_SET PROBLEM_
Collect all lines from the records below that include the word "دوست".

_RECORDS FOR THE EXERCISE_
▼▼▼
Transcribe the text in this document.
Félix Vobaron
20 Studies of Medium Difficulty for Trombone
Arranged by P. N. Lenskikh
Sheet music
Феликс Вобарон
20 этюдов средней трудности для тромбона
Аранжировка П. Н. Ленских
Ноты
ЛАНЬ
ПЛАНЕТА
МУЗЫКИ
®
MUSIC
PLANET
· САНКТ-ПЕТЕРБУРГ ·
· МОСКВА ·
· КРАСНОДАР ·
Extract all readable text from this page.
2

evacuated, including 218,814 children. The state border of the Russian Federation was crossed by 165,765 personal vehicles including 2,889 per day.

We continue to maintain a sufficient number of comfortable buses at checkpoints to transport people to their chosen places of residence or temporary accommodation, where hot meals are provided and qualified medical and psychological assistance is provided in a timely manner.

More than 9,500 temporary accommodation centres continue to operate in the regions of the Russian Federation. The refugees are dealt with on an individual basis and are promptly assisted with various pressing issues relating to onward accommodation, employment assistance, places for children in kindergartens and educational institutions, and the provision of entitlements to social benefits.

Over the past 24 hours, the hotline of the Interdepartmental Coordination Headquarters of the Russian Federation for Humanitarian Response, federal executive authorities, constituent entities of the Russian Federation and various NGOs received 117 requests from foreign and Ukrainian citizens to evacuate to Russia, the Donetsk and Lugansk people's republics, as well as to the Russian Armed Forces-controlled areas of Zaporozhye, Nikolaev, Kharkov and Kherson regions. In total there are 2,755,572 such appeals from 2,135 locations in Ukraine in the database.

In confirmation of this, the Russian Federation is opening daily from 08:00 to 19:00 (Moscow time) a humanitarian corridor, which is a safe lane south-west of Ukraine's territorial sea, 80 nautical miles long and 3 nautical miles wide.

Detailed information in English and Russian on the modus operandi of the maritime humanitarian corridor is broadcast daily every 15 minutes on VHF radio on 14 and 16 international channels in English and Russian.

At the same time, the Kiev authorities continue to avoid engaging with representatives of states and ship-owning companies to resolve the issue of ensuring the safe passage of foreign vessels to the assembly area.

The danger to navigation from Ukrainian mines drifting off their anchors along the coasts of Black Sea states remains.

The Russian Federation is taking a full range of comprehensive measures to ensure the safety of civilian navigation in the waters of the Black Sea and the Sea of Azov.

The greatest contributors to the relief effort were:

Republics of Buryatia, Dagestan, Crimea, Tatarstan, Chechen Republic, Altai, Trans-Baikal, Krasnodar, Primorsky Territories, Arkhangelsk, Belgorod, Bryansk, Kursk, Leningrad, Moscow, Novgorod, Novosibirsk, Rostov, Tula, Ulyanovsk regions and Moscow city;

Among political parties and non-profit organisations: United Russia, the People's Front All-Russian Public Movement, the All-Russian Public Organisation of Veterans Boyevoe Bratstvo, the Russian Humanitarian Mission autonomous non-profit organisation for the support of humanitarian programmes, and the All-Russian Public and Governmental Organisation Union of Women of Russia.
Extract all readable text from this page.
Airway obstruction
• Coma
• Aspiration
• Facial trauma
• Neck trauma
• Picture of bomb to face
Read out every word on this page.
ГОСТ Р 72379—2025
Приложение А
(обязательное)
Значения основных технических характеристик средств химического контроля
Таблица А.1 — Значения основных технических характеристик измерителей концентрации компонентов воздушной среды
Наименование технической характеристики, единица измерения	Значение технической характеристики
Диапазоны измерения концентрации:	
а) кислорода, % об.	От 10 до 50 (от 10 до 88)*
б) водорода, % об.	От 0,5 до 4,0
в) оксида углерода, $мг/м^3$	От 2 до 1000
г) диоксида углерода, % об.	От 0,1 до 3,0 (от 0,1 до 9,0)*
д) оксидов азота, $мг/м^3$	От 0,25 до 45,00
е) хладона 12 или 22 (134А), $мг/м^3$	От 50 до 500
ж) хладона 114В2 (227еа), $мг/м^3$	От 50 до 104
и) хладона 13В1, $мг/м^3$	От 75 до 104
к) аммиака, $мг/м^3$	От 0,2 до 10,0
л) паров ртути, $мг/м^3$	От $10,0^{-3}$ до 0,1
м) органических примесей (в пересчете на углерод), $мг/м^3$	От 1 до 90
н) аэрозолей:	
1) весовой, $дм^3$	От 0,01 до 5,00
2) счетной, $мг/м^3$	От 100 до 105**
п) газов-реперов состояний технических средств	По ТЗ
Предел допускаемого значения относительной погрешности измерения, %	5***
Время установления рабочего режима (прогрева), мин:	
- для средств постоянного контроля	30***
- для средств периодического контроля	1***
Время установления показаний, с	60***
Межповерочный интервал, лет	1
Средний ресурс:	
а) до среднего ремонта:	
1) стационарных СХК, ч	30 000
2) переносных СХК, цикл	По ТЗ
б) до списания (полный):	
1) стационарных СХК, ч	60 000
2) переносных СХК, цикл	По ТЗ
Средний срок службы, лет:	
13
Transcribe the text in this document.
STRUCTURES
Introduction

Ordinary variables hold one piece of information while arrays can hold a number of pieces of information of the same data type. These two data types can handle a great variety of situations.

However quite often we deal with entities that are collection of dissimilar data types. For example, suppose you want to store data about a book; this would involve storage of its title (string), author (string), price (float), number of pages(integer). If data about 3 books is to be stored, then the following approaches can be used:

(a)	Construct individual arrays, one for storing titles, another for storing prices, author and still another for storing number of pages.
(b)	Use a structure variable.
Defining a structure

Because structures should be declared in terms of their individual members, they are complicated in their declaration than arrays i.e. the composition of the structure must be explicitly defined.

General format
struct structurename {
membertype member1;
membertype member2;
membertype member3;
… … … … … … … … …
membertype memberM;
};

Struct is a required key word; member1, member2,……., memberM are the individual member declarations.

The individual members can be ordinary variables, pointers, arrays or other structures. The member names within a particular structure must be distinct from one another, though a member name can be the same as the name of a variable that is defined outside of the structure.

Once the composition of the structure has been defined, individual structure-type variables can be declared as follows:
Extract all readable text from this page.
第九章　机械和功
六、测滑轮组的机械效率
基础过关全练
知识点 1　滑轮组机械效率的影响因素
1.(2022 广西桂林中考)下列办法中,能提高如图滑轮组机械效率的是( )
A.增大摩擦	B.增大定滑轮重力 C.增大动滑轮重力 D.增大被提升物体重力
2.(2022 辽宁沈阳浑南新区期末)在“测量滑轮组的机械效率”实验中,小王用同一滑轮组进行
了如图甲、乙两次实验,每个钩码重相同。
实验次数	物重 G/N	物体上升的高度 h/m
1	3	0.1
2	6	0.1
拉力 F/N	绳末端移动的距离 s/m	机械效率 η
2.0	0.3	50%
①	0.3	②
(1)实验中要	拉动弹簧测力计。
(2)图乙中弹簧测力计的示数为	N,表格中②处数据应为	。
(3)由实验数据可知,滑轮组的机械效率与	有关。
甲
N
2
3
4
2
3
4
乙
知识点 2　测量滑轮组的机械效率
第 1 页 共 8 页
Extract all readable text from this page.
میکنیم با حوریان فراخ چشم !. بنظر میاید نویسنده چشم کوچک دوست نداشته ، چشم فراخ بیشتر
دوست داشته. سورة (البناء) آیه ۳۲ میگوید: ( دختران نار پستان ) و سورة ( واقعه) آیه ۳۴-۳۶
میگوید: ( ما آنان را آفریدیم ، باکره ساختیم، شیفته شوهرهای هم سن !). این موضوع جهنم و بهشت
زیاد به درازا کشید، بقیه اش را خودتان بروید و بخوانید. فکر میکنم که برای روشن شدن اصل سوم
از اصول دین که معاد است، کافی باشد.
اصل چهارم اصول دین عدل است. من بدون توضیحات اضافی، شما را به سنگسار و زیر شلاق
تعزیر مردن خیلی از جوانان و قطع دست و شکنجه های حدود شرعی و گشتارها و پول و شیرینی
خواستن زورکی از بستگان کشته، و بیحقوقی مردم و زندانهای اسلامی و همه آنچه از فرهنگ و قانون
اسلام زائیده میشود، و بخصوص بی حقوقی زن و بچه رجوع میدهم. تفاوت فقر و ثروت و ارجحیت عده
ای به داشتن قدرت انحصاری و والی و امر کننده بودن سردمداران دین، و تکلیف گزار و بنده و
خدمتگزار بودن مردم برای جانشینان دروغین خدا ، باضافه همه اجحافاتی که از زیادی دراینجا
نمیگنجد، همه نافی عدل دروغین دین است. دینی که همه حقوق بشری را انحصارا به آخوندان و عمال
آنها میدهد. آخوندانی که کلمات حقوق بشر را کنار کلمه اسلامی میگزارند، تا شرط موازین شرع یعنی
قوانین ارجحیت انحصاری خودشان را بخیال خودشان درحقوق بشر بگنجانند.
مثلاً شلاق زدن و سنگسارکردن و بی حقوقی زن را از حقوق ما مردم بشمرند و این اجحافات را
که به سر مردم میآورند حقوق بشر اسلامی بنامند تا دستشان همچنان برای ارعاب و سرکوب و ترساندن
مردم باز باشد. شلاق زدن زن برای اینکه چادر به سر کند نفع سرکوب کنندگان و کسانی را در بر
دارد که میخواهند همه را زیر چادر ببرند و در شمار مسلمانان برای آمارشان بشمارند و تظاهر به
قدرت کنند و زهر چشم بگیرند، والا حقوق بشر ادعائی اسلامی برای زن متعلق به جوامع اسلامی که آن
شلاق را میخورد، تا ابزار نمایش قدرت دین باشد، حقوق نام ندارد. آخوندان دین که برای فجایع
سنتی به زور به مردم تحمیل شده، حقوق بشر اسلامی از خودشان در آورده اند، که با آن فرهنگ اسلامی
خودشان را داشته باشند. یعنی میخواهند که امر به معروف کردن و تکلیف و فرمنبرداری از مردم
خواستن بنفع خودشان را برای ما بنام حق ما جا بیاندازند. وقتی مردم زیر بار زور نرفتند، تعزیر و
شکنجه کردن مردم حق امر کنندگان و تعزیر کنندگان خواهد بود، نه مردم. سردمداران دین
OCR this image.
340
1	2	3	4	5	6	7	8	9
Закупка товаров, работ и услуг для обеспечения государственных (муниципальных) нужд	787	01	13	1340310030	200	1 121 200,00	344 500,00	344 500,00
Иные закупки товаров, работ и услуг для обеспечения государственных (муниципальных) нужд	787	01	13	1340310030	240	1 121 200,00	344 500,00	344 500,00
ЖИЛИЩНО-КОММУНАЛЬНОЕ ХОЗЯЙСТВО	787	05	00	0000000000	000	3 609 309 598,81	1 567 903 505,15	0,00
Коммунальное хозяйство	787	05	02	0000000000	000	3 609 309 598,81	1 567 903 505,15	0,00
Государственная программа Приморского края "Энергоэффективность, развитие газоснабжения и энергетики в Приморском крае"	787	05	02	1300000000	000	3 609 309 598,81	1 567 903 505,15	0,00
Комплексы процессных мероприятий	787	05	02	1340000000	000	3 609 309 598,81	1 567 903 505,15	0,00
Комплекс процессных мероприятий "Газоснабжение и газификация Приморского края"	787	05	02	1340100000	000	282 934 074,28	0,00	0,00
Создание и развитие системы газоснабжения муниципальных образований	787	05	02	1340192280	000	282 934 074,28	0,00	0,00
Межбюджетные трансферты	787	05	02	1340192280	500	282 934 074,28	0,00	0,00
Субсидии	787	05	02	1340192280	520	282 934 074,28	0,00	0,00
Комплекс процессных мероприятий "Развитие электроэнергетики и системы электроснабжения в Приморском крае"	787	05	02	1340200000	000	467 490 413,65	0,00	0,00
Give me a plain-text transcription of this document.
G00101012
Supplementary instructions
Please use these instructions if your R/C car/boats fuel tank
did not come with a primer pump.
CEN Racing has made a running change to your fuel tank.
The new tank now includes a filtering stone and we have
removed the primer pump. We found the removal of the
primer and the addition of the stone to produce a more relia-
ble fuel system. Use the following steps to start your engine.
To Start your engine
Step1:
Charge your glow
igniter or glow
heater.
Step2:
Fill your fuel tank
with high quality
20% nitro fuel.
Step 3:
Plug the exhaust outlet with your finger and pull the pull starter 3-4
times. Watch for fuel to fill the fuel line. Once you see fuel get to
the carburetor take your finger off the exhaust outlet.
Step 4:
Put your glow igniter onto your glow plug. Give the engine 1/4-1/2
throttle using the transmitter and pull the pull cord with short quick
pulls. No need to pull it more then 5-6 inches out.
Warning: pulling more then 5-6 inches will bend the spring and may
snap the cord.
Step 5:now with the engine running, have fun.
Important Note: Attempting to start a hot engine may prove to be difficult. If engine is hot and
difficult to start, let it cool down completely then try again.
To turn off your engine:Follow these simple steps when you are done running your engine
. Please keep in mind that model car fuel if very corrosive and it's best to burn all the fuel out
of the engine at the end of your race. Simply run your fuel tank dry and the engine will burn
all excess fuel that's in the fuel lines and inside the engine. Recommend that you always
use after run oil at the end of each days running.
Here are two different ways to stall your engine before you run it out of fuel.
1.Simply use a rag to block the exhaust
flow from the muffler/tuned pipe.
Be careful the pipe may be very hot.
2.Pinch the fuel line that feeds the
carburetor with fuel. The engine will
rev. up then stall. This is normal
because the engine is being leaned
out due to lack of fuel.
▲▲▲
_RESULT_
میکنیم با حوریان فراخ چشم !. بنظر میاید نویسنده چشم کوچک دوست نداشته ، چشم فراخ بیشتر
دوست داشته. سورة (البناء) آیه ۳۲ میگوید: ( دختران نار پستان ) و سورة ( واقعه) آیه ۳۴-۳۶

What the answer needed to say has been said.